Written instruction -> In the material below, list every line carrying the string "puertorico".
── Raw records ──
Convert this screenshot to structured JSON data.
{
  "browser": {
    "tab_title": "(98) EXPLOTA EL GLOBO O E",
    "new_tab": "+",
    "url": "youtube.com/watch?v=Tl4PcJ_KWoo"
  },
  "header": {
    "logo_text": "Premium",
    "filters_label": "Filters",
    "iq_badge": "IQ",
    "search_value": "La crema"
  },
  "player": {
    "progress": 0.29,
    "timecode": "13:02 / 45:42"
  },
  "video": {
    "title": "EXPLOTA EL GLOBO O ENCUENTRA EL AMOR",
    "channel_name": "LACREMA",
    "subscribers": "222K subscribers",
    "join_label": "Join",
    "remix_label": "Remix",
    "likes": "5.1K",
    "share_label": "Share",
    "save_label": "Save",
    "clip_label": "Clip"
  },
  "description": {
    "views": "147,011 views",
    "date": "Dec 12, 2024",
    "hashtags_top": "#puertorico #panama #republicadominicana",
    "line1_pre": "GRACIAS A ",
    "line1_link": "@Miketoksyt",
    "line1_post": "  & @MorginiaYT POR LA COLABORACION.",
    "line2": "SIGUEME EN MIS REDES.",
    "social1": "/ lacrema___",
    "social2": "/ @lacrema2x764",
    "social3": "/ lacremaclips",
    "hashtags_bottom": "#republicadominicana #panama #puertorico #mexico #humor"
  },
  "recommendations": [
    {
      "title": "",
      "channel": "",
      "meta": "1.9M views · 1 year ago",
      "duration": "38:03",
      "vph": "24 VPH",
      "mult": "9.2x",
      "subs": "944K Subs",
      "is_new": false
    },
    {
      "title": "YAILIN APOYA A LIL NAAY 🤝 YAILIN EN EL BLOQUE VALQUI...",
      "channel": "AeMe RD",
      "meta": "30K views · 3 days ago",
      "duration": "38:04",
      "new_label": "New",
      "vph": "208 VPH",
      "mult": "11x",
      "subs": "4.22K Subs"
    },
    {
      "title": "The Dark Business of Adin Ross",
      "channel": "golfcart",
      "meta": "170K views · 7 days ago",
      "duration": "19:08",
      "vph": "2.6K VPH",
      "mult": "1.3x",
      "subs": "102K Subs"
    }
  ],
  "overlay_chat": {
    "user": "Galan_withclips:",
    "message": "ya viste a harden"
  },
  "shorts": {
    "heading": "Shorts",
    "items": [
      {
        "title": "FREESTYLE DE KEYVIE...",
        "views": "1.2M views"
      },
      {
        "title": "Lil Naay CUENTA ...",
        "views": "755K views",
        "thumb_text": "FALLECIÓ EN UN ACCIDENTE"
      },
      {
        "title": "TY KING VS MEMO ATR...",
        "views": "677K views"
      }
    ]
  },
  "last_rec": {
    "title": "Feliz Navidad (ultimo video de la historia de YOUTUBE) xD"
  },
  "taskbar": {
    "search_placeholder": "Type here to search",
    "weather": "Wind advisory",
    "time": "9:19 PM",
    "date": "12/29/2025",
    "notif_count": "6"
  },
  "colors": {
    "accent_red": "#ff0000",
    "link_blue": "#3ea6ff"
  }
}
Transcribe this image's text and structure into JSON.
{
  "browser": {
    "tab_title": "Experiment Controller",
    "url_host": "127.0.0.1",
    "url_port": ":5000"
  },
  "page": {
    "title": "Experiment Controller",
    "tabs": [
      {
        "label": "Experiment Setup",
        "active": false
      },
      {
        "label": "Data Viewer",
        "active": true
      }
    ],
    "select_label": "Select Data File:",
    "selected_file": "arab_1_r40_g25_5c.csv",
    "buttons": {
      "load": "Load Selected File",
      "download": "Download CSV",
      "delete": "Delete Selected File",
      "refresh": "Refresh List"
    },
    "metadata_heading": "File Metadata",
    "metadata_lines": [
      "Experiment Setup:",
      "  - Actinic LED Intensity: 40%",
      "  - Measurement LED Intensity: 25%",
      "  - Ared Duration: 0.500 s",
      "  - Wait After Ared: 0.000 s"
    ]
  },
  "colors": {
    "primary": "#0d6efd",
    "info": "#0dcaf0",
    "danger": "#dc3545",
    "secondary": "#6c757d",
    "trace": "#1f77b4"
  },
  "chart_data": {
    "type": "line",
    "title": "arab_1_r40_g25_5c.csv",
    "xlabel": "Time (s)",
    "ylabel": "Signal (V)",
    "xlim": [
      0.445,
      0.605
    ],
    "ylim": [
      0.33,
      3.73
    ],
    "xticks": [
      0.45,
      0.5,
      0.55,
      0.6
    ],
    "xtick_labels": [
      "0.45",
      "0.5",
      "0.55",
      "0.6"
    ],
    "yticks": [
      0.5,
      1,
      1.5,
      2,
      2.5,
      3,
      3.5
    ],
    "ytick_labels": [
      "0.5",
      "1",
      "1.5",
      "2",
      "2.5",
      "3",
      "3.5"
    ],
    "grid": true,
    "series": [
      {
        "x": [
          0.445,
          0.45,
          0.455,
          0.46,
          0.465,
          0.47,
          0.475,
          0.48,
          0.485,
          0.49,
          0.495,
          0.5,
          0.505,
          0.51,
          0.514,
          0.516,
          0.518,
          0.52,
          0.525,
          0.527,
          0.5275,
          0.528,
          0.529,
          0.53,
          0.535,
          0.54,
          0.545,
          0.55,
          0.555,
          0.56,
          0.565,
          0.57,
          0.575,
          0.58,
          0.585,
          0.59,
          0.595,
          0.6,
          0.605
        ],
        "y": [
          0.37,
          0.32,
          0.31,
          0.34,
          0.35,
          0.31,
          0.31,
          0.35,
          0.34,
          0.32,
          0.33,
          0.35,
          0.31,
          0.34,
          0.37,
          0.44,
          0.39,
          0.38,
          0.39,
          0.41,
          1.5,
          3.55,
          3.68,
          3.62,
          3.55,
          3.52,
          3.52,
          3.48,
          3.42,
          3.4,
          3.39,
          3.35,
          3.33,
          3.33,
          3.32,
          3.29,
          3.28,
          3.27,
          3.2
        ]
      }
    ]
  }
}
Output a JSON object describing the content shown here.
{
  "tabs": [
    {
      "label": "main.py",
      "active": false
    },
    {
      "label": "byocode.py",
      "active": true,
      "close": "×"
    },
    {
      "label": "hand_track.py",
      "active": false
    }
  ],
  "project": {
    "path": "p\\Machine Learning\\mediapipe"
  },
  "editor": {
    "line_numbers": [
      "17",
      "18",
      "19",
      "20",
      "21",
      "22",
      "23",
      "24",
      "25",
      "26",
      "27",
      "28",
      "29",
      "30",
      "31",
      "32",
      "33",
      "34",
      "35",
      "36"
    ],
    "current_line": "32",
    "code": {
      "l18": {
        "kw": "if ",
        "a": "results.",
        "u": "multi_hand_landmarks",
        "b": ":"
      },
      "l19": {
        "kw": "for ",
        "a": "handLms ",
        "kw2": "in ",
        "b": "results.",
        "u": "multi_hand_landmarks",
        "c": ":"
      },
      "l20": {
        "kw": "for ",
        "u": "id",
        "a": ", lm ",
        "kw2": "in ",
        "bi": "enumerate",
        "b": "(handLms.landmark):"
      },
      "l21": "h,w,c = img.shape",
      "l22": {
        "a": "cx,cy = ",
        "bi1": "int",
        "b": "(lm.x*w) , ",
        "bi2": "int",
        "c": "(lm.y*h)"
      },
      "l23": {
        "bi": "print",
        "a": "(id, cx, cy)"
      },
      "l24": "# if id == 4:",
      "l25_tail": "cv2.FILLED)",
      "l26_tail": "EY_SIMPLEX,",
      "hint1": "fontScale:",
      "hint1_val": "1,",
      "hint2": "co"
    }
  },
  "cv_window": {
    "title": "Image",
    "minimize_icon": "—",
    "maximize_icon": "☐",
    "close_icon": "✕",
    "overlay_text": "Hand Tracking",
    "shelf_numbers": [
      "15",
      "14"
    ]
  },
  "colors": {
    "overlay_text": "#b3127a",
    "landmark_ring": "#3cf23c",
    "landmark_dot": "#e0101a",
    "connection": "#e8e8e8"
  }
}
───
Expected answer ->
    "hashtags_top": "#puertorico #panama #republicadominicana",
    "hashtags_bottom": "#republicadominicana #panama #puertorico #mexico #humor"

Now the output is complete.